[start of PROVIDED RECORDS]

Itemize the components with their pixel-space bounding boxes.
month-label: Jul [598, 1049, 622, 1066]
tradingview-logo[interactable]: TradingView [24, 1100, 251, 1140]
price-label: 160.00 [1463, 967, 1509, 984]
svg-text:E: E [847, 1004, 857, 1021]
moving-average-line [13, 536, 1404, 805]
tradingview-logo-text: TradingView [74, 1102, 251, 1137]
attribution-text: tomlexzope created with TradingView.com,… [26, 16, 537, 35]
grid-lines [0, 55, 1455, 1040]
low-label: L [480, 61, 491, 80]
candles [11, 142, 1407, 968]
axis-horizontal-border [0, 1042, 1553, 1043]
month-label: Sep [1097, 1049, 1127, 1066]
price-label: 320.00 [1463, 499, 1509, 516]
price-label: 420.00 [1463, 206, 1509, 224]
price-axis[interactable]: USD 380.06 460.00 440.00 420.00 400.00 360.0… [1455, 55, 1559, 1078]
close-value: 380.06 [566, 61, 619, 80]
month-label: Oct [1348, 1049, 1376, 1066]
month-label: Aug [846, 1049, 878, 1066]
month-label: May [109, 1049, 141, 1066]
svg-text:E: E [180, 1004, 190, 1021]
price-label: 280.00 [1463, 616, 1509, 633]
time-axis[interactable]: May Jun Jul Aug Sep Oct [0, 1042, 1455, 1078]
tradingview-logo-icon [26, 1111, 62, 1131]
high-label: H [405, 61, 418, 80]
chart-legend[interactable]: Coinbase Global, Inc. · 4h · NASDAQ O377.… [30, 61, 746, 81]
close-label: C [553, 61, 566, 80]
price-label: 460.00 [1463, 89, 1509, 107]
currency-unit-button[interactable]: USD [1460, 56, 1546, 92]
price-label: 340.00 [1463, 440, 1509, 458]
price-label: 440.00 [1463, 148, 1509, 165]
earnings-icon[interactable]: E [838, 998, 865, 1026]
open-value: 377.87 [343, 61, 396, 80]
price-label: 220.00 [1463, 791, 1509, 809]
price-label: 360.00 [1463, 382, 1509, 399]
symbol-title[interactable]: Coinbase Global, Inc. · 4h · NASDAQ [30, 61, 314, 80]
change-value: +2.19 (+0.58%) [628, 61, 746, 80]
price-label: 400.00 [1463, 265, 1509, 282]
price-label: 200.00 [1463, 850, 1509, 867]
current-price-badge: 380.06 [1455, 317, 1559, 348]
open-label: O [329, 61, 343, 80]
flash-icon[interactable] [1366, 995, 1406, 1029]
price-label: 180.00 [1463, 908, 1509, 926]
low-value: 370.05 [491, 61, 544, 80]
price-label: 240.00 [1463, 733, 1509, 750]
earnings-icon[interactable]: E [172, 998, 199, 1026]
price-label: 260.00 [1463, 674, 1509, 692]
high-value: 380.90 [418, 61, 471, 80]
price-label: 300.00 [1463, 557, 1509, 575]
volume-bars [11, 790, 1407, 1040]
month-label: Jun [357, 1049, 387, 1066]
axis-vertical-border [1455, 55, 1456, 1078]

[end of PROVIDED RECORDS]

Edit the rows above so that each "price-label" becomes "price-tick", keeping everything else the same.

Itemize the components with their pixel-space bounding boxes.
month-label: Jul [598, 1049, 622, 1066]
tradingview-logo[interactable]: TradingView [24, 1100, 251, 1140]
price-tick: 160.00 [1463, 967, 1509, 984]
svg-text:E: E [847, 1004, 857, 1021]
moving-average-line [13, 536, 1404, 805]
tradingview-logo-text: TradingView [74, 1102, 251, 1137]
attribution-text: tomlexzope created with TradingView.com,… [26, 16, 537, 35]
grid-lines [0, 55, 1455, 1040]
low-label: L [480, 61, 491, 80]
candles [11, 142, 1407, 968]
axis-horizontal-border [0, 1042, 1553, 1043]
month-label: Sep [1097, 1049, 1127, 1066]
price-tick: 320.00 [1463, 499, 1509, 516]
price-tick: 420.00 [1463, 206, 1509, 224]
price-axis[interactable]: USD 380.06 460.00 440.00 420.00 400.00 360.0… [1455, 55, 1559, 1078]
close-value: 380.06 [566, 61, 619, 80]
month-label: Oct [1348, 1049, 1376, 1066]
month-label: Aug [846, 1049, 878, 1066]
month-label: May [109, 1049, 141, 1066]
svg-text:E: E [180, 1004, 190, 1021]
price-tick: 280.00 [1463, 616, 1509, 633]
time-axis[interactable]: May Jun Jul Aug Sep Oct [0, 1042, 1455, 1078]
tradingview-logo-icon [26, 1111, 62, 1131]
high-label: H [405, 61, 418, 80]
chart-legend[interactable]: Coinbase Global, Inc. · 4h · NASDAQ O377.… [30, 61, 746, 81]
close-label: C [553, 61, 566, 80]
price-tick: 460.00 [1463, 89, 1509, 107]
currency-unit-button[interactable]: USD [1460, 56, 1546, 92]
price-tick: 340.00 [1463, 440, 1509, 458]
price-tick: 440.00 [1463, 148, 1509, 165]
earnings-icon[interactable]: E [838, 998, 865, 1026]
open-value: 377.87 [343, 61, 396, 80]
price-tick: 220.00 [1463, 791, 1509, 809]
price-tick: 360.00 [1463, 382, 1509, 399]
symbol-title[interactable]: Coinbase Global, Inc. · 4h · NASDAQ [30, 61, 314, 80]
change-value: +2.19 (+0.58%) [628, 61, 746, 80]
price-tick: 400.00 [1463, 265, 1509, 282]
price-tick: 200.00 [1463, 850, 1509, 867]
current-price-badge: 380.06 [1455, 317, 1559, 348]
open-label: O [329, 61, 343, 80]
flash-icon[interactable] [1366, 995, 1406, 1029]
price-tick: 180.00 [1463, 908, 1509, 926]
low-value: 370.05 [491, 61, 544, 80]
price-tick: 240.00 [1463, 733, 1509, 750]
earnings-icon[interactable]: E [172, 998, 199, 1026]
price-tick: 260.00 [1463, 674, 1509, 692]
high-value: 380.90 [418, 61, 471, 80]
price-tick: 300.00 [1463, 557, 1509, 575]
volume-bars [11, 790, 1407, 1040]
month-label: Jun [357, 1049, 387, 1066]
axis-vertical-border [1455, 55, 1456, 1078]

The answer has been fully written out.